= DESCRIPTION OF THE TASK =
Pick out each line of the records in which the word "name" appears.

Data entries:
※

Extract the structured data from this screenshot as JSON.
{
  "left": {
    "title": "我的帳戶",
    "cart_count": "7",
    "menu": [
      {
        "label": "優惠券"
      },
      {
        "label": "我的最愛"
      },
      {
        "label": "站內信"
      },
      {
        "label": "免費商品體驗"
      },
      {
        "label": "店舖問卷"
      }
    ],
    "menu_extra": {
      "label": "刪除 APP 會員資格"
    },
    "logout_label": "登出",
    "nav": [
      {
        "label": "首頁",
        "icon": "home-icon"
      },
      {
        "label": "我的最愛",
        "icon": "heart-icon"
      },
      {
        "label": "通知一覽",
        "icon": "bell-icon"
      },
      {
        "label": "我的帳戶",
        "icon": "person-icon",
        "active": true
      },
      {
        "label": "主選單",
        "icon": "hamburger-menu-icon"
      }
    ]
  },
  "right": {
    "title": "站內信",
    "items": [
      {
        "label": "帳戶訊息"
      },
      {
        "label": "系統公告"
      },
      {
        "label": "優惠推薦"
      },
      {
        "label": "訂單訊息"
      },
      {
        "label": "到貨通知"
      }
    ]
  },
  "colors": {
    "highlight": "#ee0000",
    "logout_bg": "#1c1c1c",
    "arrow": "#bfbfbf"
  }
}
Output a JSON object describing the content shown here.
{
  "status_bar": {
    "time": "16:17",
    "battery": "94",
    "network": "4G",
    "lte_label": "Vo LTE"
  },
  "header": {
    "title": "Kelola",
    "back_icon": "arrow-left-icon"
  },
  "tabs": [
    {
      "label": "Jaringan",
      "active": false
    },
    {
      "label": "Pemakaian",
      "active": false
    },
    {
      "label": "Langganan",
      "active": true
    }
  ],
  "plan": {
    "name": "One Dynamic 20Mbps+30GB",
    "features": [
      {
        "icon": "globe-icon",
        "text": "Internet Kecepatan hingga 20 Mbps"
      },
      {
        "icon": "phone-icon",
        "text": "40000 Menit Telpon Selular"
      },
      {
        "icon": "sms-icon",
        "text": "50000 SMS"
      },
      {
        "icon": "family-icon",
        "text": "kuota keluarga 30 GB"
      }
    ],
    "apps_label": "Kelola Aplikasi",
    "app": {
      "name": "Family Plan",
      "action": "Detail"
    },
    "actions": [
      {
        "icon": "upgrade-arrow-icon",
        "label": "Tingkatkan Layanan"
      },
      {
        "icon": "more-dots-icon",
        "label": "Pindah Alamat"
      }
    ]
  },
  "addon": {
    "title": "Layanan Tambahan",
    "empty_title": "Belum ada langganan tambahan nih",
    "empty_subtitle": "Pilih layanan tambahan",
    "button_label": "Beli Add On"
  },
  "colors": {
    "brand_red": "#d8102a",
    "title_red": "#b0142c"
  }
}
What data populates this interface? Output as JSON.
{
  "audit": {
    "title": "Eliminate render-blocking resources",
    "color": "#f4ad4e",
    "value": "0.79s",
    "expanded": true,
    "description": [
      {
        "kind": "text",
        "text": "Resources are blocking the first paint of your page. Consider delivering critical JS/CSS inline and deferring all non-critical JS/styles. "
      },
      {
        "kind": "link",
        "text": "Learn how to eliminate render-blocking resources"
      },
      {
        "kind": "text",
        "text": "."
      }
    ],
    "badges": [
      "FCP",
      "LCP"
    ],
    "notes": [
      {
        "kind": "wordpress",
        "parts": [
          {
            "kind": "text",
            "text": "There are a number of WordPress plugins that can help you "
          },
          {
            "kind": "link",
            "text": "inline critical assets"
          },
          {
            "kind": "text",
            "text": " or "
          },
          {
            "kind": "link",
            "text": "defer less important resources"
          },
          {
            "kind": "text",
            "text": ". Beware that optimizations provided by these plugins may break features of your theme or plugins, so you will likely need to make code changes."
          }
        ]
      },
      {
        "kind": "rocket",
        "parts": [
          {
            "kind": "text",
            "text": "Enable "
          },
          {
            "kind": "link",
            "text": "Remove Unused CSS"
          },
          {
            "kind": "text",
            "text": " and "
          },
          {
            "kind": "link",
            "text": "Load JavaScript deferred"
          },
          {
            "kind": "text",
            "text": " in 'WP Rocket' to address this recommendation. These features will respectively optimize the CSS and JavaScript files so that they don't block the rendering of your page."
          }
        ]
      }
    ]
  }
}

※

= SOLVED PROBLEM =
    "name": "One Dynamic 20Mbps+30GB",
      "name": "Family Plan",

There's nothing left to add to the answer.